Required task
Of all the lines in this data, how many include "друг"? Respond with the number only.

Listed entries
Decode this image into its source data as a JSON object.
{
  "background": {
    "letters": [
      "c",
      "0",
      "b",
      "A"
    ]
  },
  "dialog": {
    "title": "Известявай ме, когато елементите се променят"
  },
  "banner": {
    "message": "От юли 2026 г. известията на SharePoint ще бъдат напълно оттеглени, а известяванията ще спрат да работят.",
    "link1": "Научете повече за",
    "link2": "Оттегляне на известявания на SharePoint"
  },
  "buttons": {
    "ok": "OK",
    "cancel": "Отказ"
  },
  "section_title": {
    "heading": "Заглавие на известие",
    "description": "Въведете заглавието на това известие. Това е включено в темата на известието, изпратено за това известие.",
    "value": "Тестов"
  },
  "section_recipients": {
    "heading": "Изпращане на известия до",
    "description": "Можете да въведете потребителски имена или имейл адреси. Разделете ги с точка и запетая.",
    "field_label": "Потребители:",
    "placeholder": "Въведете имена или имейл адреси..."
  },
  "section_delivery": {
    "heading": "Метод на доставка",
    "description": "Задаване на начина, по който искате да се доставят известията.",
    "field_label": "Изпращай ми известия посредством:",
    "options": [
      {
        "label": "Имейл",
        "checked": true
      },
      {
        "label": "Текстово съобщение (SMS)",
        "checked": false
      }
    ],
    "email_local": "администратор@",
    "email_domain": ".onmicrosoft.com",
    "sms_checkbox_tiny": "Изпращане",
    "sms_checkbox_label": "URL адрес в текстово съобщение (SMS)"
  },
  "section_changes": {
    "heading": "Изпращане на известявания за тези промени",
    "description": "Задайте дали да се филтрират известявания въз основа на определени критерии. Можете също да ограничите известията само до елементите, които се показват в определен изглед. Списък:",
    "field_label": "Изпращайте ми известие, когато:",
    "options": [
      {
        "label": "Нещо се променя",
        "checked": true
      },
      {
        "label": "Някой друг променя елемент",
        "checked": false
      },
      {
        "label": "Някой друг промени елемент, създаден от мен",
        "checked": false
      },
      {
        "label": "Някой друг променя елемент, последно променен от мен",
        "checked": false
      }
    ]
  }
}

The result
3